= EXERCISE OBJECTIVE =
Identify all lines of the data containing the string "places" and copy them.

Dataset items

________________

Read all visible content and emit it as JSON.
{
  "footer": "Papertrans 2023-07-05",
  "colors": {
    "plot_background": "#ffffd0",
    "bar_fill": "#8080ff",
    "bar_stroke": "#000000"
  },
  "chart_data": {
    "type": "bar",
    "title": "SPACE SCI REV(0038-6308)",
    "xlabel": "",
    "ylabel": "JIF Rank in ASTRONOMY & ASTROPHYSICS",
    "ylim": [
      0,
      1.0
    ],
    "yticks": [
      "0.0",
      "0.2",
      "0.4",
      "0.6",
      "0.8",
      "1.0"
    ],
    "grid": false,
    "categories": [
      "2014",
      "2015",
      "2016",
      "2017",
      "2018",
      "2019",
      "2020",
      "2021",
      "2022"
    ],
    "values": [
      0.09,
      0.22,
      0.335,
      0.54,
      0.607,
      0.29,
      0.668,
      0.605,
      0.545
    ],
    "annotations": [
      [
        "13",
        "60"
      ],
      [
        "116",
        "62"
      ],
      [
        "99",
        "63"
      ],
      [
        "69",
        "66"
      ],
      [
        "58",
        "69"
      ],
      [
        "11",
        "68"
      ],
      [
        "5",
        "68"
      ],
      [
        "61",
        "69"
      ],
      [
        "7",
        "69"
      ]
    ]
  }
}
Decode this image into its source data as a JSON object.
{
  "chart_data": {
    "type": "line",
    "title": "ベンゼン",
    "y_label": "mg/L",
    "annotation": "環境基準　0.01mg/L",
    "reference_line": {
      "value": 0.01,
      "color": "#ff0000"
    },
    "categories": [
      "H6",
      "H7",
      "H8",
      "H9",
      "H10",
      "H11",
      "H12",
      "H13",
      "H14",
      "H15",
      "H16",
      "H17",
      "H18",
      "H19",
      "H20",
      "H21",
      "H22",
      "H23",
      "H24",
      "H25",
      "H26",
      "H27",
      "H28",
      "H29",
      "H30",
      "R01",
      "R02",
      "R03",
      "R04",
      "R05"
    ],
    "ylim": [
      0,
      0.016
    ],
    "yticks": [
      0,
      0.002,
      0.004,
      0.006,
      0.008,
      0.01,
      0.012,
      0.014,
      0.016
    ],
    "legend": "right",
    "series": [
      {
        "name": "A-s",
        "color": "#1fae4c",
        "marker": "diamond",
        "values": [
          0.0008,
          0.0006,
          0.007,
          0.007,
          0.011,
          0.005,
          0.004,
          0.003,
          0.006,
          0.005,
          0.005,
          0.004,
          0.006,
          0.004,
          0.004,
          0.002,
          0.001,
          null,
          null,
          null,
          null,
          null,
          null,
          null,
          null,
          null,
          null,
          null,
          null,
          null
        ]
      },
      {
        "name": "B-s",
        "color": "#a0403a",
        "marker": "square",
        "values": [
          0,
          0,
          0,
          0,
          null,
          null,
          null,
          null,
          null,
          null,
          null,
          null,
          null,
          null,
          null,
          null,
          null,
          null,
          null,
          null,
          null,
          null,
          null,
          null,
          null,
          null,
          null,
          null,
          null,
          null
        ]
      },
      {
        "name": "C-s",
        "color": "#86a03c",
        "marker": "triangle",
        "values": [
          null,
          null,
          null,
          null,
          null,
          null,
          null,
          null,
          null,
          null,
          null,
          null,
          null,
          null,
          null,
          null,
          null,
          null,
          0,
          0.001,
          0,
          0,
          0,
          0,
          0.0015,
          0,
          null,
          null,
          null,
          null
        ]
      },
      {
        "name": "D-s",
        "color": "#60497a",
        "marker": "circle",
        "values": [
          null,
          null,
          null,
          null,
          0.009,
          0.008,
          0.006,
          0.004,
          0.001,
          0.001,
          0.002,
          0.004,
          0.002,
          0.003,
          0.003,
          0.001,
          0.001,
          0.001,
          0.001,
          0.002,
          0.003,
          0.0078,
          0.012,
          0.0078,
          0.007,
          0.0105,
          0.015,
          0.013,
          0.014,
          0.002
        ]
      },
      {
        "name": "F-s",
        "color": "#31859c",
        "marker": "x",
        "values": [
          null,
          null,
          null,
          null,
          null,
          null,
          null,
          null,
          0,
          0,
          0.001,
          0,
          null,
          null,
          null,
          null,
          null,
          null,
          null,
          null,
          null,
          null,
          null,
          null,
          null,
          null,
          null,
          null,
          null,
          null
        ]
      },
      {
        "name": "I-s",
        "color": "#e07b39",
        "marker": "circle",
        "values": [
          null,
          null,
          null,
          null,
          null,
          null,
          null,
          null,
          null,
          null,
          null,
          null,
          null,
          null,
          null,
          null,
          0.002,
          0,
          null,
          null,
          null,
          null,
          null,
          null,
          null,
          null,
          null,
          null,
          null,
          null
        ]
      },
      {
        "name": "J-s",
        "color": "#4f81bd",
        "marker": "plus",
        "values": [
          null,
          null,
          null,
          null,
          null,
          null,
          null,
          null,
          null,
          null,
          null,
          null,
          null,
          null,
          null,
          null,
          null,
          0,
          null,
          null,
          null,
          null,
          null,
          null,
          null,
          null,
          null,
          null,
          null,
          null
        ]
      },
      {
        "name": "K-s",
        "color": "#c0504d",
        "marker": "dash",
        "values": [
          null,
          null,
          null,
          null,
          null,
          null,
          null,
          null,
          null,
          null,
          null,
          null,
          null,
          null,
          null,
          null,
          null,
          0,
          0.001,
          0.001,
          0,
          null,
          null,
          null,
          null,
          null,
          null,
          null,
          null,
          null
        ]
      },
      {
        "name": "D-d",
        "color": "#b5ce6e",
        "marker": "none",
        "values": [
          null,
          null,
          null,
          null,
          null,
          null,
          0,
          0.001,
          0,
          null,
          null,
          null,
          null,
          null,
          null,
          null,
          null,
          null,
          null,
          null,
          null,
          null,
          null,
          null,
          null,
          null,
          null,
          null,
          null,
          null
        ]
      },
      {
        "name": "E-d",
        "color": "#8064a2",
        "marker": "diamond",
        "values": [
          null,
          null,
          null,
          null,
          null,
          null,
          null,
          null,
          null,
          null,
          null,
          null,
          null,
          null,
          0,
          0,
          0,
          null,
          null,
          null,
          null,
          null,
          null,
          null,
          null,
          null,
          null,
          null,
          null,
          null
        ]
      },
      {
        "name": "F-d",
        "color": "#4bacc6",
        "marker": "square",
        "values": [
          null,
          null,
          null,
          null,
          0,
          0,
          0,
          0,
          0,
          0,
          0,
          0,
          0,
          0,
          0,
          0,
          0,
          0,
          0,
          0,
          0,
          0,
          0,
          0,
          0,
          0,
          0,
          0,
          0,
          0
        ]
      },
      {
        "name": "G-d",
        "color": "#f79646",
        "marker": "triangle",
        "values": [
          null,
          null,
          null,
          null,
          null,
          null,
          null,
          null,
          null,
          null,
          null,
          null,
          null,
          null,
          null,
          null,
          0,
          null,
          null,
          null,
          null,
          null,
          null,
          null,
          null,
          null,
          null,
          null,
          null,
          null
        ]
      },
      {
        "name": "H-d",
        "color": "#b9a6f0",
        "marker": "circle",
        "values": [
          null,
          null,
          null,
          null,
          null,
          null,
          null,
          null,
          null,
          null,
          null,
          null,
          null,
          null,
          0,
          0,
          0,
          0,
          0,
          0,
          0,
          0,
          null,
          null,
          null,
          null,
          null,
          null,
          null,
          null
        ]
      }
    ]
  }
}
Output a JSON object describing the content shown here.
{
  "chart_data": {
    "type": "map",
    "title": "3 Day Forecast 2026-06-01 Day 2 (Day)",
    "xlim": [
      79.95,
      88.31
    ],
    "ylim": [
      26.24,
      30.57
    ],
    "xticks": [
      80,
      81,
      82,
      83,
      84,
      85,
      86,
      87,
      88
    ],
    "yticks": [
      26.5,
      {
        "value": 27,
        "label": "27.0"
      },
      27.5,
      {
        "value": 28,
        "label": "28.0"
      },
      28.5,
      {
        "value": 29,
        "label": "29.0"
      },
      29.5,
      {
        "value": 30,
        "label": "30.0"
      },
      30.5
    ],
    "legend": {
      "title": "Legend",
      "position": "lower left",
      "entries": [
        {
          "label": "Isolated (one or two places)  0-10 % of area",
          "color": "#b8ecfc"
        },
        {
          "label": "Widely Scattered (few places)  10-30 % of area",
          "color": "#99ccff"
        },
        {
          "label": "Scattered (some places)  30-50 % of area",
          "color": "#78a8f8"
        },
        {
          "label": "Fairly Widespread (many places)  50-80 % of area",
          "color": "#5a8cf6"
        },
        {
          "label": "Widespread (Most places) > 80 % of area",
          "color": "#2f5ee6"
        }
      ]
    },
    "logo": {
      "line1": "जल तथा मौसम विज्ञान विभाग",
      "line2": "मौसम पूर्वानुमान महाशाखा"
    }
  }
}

________________

= SOLUTION TO THIS PROBLEM =
          "label": "Isolated (one or two places)  0-10 % of area",
          "label": "Widely Scattered (few places)  10-30 % of area",
          "label": "Scattered (some places)  30-50 % of area",
          "label": "Fairly Widespread (many places)  50-80 % of area",
          "label": "Widespread (Most places) > 80 % of area",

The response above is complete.